The task » Look through the material below and count the lines with the string "Гаражный". Report only the count.

Input records »
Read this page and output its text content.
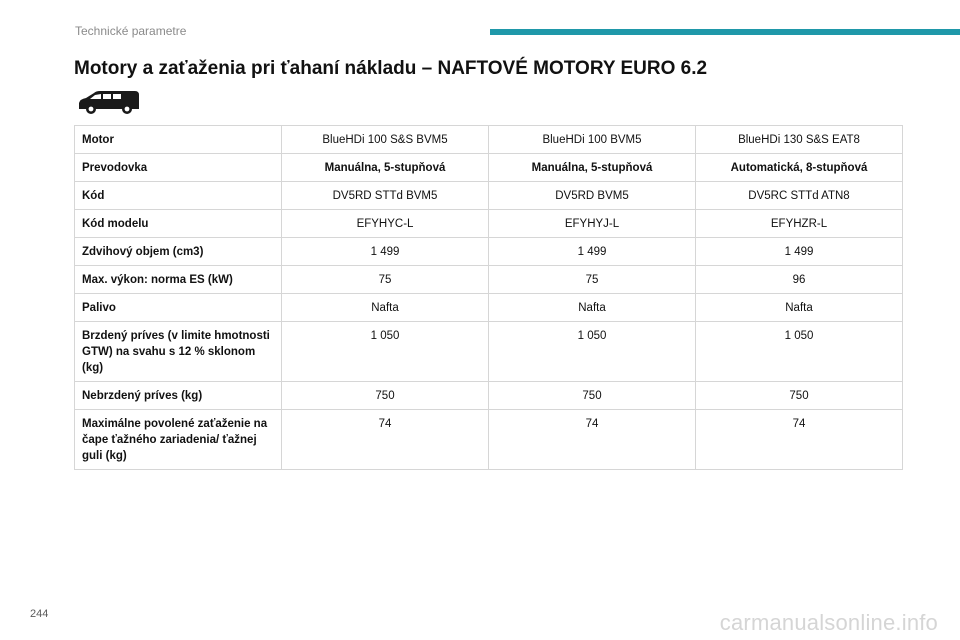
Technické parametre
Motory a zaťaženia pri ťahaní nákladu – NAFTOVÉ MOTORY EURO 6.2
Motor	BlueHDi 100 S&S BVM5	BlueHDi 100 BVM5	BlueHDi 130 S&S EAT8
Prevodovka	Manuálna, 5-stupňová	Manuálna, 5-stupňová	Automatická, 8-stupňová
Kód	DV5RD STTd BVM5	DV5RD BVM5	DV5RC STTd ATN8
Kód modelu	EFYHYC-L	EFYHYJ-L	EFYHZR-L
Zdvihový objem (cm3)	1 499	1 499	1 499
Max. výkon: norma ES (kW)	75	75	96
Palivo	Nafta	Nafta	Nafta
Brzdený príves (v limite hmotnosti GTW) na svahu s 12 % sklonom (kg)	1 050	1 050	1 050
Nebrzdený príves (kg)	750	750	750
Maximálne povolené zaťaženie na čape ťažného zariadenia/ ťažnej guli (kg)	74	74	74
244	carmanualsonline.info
* * *
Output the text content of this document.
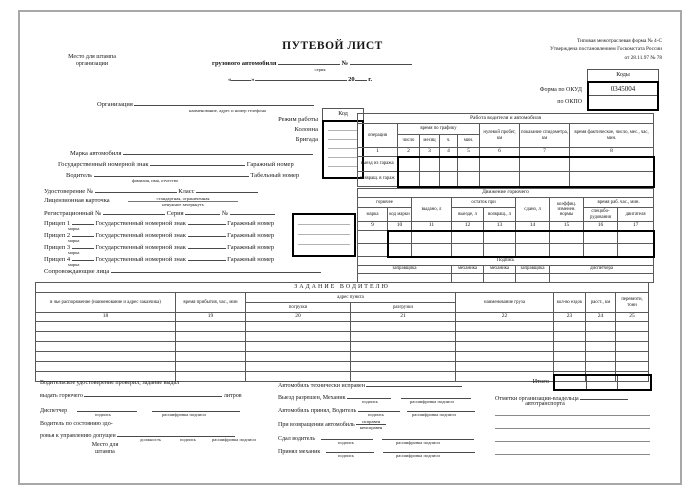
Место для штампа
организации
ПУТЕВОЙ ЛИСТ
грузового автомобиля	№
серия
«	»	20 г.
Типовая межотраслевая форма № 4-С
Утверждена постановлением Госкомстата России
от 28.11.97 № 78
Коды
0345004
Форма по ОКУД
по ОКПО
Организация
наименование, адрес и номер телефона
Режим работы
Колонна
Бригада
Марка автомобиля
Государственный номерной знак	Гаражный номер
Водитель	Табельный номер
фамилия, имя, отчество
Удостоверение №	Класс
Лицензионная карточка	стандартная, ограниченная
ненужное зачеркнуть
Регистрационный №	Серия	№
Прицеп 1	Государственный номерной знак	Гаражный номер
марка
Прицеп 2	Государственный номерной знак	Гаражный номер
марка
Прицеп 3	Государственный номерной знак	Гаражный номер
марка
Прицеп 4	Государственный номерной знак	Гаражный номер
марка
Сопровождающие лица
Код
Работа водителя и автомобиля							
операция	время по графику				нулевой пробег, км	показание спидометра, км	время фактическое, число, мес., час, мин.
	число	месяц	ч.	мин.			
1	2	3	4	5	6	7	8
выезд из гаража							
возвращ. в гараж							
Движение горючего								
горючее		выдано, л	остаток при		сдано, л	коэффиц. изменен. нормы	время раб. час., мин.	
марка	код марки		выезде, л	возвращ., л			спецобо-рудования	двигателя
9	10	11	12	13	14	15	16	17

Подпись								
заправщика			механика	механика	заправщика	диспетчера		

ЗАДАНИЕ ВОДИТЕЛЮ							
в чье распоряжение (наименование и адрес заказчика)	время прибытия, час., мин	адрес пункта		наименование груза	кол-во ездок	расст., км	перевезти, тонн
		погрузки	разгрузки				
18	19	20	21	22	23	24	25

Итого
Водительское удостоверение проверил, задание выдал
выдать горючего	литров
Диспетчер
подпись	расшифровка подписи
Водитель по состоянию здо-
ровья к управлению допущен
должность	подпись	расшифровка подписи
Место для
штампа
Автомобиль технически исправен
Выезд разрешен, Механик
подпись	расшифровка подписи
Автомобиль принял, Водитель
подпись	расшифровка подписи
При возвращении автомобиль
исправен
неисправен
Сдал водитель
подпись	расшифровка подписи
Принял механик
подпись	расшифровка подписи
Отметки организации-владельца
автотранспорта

Task answer » 5